** Begin GIVEN RECORDS **

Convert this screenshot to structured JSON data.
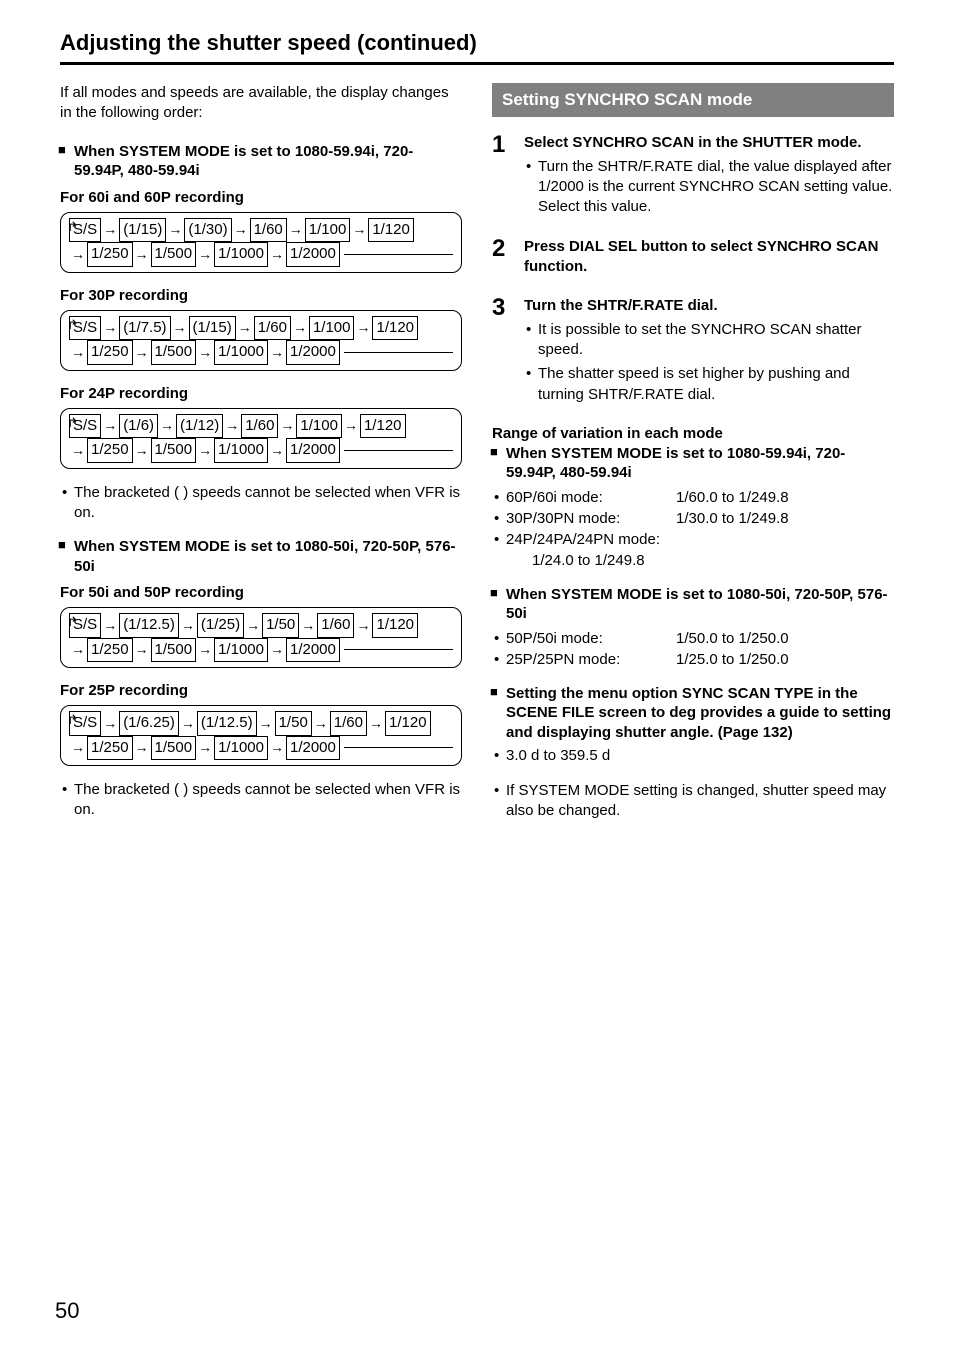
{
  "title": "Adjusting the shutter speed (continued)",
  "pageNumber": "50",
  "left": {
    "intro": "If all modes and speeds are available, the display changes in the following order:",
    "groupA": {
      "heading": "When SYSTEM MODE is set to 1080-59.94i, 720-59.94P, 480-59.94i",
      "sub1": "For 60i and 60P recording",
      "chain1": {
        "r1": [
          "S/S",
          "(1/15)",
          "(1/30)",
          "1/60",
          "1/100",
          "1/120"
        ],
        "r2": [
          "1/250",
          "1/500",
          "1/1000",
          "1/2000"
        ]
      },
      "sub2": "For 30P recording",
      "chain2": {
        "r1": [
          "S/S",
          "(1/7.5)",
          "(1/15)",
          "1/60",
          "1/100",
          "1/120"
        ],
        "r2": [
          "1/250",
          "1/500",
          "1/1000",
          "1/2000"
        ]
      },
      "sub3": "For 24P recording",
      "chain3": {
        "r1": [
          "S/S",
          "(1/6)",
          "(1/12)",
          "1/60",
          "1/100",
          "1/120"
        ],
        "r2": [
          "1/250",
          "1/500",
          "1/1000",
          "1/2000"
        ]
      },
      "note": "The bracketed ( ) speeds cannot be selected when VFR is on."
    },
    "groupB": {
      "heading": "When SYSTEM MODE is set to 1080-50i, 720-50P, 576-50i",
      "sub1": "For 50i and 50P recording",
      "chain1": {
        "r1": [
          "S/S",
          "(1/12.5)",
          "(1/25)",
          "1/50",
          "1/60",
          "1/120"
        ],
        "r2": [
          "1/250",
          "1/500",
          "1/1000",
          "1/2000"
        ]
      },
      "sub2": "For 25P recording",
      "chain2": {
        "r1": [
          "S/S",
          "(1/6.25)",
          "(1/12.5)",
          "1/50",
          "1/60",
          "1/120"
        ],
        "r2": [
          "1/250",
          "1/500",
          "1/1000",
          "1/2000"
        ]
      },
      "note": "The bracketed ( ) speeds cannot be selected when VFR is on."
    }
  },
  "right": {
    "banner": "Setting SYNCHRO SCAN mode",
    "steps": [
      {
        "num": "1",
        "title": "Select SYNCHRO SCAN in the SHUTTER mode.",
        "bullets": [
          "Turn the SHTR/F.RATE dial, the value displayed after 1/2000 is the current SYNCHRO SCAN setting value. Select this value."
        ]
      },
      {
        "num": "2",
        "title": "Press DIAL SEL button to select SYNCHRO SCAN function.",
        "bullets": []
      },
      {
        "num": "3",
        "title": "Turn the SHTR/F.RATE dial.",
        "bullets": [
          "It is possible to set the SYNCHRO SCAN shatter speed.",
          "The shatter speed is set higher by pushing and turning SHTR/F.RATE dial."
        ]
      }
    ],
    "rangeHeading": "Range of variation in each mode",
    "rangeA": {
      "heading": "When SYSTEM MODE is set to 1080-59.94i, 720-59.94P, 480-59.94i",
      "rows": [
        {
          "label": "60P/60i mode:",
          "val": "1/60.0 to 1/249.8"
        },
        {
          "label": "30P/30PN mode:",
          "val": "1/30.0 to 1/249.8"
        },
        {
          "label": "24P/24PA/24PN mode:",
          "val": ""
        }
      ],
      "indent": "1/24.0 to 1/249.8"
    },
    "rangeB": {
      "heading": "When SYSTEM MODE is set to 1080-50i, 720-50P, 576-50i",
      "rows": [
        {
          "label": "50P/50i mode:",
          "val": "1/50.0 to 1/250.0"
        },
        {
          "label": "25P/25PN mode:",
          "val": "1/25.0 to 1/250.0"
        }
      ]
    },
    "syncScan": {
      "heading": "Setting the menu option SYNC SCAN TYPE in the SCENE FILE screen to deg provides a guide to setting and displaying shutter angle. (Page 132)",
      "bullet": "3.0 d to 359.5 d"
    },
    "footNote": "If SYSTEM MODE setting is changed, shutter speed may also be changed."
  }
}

** End GIVEN RECORDS **
** Begin GIVEN RECORDS **

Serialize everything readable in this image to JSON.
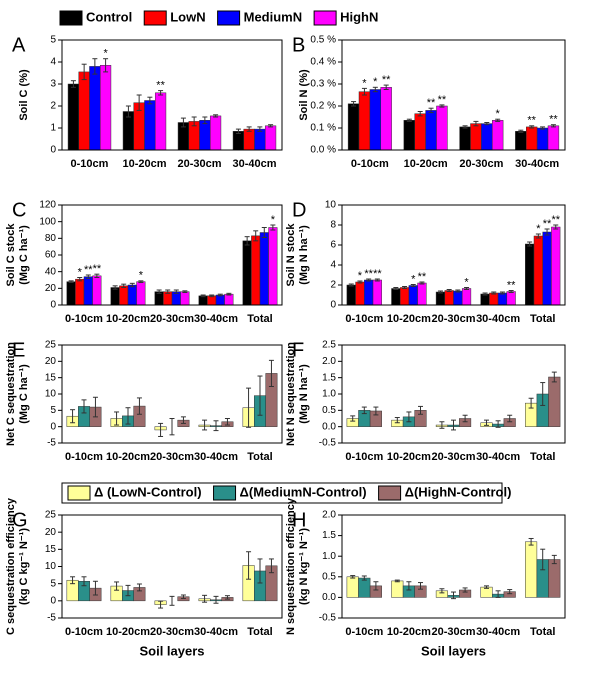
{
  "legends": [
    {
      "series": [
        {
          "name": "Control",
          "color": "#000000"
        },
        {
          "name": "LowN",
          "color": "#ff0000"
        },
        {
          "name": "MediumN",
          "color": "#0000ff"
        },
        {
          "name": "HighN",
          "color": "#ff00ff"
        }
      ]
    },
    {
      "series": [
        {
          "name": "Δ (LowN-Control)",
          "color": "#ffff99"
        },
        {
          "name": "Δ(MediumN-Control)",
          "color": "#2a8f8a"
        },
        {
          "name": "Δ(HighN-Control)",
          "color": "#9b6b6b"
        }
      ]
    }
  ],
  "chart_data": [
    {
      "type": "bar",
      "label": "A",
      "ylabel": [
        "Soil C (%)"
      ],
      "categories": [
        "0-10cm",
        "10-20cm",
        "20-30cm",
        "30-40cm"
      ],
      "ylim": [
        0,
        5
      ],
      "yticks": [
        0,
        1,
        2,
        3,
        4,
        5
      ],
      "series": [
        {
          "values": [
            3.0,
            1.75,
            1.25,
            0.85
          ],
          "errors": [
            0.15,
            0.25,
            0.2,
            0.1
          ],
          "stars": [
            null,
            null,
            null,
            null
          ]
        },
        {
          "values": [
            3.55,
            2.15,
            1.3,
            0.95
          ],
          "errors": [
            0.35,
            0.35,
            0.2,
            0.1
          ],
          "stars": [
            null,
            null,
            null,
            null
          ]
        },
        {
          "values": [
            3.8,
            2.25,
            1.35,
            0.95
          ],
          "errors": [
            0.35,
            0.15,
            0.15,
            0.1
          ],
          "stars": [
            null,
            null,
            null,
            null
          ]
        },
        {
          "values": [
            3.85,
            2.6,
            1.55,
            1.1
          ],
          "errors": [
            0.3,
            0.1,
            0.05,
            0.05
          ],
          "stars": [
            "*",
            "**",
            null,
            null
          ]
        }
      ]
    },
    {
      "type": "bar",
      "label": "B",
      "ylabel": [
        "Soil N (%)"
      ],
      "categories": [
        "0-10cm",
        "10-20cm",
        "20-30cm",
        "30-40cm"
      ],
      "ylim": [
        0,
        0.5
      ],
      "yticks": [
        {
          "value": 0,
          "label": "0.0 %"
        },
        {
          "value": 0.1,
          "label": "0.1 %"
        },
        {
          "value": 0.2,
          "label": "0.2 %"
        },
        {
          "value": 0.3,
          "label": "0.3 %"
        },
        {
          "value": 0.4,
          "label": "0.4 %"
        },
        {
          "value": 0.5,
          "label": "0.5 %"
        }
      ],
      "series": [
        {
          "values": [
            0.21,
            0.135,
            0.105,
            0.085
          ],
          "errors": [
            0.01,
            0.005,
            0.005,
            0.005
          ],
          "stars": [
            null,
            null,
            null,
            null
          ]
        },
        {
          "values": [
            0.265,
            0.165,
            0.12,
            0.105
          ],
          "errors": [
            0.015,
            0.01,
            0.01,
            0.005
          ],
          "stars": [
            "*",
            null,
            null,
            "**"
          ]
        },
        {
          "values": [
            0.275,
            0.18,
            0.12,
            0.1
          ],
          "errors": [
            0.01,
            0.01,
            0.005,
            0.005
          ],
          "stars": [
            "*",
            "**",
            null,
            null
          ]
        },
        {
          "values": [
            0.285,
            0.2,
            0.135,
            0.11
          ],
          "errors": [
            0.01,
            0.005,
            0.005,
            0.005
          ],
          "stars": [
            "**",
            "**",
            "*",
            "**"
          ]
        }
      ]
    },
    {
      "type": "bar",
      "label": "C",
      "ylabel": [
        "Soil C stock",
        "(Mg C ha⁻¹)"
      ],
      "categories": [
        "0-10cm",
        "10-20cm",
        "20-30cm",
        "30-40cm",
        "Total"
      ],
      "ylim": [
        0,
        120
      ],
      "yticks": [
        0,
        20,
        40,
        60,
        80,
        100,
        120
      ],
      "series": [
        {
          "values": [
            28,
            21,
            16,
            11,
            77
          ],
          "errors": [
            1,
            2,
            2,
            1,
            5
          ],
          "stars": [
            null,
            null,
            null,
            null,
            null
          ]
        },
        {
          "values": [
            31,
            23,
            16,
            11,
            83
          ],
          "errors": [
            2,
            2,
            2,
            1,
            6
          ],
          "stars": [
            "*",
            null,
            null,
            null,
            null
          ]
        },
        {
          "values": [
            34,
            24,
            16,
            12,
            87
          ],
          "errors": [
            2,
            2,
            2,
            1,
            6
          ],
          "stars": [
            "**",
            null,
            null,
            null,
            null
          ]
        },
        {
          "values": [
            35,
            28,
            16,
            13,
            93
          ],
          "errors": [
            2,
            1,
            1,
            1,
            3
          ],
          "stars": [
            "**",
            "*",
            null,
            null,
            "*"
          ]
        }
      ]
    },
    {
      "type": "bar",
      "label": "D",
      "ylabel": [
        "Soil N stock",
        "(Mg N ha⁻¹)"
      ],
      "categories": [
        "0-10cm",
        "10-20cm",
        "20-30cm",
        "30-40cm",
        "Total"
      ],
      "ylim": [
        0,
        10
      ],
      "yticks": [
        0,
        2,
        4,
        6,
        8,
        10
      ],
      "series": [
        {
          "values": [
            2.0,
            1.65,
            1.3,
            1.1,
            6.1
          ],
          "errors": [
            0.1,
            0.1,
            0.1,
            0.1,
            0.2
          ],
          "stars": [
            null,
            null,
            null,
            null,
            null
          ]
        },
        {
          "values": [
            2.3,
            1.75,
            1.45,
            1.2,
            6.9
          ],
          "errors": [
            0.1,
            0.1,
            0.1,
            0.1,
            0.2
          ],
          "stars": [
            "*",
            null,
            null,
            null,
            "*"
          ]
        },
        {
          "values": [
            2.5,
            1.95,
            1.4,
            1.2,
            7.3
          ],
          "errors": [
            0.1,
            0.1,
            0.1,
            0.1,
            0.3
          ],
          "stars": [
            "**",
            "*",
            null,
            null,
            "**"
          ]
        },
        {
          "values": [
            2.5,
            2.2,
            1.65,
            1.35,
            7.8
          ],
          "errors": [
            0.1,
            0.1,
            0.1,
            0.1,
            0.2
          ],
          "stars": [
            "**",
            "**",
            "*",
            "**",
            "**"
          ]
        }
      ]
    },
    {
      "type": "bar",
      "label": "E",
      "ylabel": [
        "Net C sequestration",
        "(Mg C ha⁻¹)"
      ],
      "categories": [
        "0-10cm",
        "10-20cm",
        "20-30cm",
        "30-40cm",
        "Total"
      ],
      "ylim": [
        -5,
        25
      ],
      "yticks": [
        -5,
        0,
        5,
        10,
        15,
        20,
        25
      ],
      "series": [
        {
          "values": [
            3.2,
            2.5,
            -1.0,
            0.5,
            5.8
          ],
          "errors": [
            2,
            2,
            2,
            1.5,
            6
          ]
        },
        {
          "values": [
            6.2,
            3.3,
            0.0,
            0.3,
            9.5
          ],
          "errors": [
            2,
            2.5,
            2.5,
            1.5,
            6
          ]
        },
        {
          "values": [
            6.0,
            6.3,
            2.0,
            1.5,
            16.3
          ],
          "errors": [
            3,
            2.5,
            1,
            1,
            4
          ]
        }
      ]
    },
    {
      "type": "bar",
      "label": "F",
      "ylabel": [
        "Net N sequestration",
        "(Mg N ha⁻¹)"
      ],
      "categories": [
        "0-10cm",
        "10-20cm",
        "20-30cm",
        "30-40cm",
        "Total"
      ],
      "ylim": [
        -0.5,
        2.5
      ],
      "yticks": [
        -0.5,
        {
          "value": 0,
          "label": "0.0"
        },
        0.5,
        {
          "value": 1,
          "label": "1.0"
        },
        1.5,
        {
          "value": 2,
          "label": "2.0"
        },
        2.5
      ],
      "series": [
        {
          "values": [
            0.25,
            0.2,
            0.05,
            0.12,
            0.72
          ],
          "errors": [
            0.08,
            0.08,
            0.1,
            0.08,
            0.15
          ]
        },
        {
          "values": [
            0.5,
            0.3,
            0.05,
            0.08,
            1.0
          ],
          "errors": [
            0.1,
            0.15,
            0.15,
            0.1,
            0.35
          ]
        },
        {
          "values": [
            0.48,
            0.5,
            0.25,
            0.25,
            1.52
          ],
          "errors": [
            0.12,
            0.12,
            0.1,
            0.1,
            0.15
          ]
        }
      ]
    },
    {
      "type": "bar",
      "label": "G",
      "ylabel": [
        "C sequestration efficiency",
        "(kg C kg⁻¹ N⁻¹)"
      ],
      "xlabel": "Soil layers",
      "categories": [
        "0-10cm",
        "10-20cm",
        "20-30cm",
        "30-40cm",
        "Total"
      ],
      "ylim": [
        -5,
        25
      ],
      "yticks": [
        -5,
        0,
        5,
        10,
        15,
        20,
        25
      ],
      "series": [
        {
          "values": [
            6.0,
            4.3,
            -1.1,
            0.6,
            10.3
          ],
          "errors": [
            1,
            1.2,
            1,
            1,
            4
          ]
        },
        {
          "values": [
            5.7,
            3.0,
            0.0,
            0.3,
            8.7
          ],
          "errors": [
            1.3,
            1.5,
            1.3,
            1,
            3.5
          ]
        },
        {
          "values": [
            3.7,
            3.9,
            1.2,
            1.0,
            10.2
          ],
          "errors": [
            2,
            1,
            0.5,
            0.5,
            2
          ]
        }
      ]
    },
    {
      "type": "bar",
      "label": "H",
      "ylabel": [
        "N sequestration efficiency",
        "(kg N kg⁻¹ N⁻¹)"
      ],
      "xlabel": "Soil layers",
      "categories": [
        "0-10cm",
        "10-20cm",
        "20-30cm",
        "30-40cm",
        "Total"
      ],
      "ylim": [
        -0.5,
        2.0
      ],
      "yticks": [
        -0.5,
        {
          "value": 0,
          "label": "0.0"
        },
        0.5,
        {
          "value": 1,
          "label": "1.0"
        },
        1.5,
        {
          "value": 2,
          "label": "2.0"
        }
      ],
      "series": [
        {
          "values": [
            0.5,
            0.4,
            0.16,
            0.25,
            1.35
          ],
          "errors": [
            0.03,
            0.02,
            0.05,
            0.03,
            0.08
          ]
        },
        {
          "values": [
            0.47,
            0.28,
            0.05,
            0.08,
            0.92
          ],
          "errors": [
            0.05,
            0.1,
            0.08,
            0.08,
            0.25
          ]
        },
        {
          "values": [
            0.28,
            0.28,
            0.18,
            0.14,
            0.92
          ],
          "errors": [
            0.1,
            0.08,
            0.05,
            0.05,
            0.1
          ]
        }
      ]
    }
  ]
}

** End GIVEN RECORDS **

- WRITTEN INSTRUCTION: Copy every line above in which the string "MediumN" shows up.

- ANSWER:
          "name": "MediumN",
          "name": "Δ(MediumN-Control)",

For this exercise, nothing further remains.